## Instructions to follow:
Write out the whole listing, matching it exactly.

============

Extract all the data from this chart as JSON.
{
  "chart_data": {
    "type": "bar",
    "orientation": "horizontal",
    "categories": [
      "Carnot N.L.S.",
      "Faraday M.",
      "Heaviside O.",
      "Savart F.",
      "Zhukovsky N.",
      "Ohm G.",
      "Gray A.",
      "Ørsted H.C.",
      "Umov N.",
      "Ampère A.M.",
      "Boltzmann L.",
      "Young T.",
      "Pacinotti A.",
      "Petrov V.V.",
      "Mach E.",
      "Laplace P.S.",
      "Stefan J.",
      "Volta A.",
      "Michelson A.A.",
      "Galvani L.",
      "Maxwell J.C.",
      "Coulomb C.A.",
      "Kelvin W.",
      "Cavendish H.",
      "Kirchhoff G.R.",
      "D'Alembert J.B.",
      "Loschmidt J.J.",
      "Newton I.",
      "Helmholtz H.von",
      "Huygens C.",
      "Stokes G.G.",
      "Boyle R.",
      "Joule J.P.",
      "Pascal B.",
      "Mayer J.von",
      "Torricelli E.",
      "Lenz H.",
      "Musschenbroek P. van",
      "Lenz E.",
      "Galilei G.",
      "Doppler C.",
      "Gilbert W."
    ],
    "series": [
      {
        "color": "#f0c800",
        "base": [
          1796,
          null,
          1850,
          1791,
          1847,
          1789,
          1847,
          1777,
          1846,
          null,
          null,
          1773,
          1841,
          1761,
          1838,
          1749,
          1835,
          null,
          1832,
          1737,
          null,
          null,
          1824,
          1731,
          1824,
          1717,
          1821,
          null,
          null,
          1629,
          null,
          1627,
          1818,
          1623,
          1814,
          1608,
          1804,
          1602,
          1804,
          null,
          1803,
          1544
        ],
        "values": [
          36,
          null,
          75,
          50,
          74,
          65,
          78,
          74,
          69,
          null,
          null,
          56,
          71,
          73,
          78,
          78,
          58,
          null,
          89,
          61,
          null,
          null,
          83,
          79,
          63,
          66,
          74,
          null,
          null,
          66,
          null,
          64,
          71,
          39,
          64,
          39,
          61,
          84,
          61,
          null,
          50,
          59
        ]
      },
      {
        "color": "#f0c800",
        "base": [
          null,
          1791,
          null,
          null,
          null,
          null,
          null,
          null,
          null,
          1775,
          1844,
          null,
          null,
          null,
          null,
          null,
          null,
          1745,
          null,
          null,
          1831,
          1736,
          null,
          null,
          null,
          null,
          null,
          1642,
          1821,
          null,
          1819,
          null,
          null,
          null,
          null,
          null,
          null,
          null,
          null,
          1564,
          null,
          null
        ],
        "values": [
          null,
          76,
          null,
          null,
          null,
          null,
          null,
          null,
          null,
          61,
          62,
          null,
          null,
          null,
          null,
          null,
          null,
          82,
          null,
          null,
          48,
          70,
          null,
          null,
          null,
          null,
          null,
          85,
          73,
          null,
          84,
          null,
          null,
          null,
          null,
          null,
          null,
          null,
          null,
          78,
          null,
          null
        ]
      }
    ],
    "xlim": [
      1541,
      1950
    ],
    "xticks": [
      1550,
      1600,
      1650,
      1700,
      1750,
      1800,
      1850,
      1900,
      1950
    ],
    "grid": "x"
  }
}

============

## Solved problem:
Extract all the data from this chart as JSON.
{
  "chart_data": {
    "type": "bar",
    "orientation": "horizontal",
    "categories": [
      "Carnot N.L.S.",
      "Faraday M.",
      "Heaviside O.",
      "Savart F.",
      "Zhukovsky N.",
      "Ohm G.",
      "Gray A.",
      "Ørsted H.C.",
      "Umov N.",
      "Ampère A.M.",
      "Boltzmann L.",
      "Young T.",
      "Pacinotti A.",
      "Petrov V.V.",
      "Mach E.",
      "Laplace P.S.",
      "Stefan J.",
      "Volta A.",
      "Michelson A.A.",
      "Galvani L.",
      "Maxwell J.C.",
      "Coulomb C.A.",
      "Kelvin W.",
      "Cavendish H.",
      "Kirchhoff G.R.",
      "D'Alembert J.B.",
      "Loschmidt J.J.",
      "Newton I.",
      "Helmholtz H.von",
      "Huygens C.",
      "Stokes G.G.",
      "Boyle R.",
      "Joule J.P.",
      "Pascal B.",
      "Mayer J.von",
      "Torricelli E.",
      "Lenz H.",
      "Musschenbroek P. van",
      "Lenz E.",
      "Galilei G.",
      "Doppler C.",
      "Gilbert W."
    ],
    "series": [
      {
        "color": "#f0c800",
        "base": [
          1796,
          null,
          1850,
          1791,
          1847,
          1789,
          1847,
          1777,
          1846,
          null,
          null,
          1773,
          1841,
          1761,
          1838,
          1749,
          1835,
          null,
          1832,
          1737,
          null,
          null,
          1824,
          1731,
          1824,
          1717,
          1821,
          null,
          null,
          1629,
          null,
          1627,
          1818,
          1623,
          1814,
          1608,
          1804,
          1602,
          1804,
          null,
          1803,
          1544
        ],
        "values": [
          36,
          null,
          75,
          50,
          74,
          65,
          78,
          74,
          69,
          null,
          null,
          56,
          71,
          73,
          78,
          78,
          58,
          null,
          89,
          61,
          null,
          null,
          83,
          79,
          63,
          66,
          74,
          null,
          null,
          66,
          null,
          64,
          71,
          39,
          64,
          39,
          61,
          84,
          61,
          null,
          50,
          59
        ]
      },
      {
        "color": "#f0c800",
        "base": [
          null,
          1791,
          null,
          null,
          null,
          null,
          null,
          null,
          null,
          1775,
          1844,
          null,
          null,
          null,
          null,
          null,
          null,
          1745,
          null,
          null,
          1831,
          1736,
          null,
          null,
          null,
          null,
          null,
          1642,
          1821,
          null,
          1819,
          null,
          null,
          null,
          null,
          null,
          null,
          null,
          null,
          1564,
          null,
          null
        ],
        "values": [
          null,
          76,
          null,
          null,
          null,
          null,
          null,
          null,
          null,
          61,
          62,
          null,
          null,
          null,
          null,
          null,
          null,
          82,
          null,
          null,
          48,
          70,
          null,
          null,
          null,
          null,
          null,
          85,
          73,
          null,
          84,
          null,
          null,
          null,
          null,
          null,
          null,
          null,
          null,
          78,
          null,
          null
        ]
      }
    ],
    "xlim": [
      1541,
      1950
    ],
    "xticks": [
      1550,
      1600,
      1650,
      1700,
      1750,
      1800,
      1850,
      1900,
      1950
    ],
    "grid": "x"
  }
}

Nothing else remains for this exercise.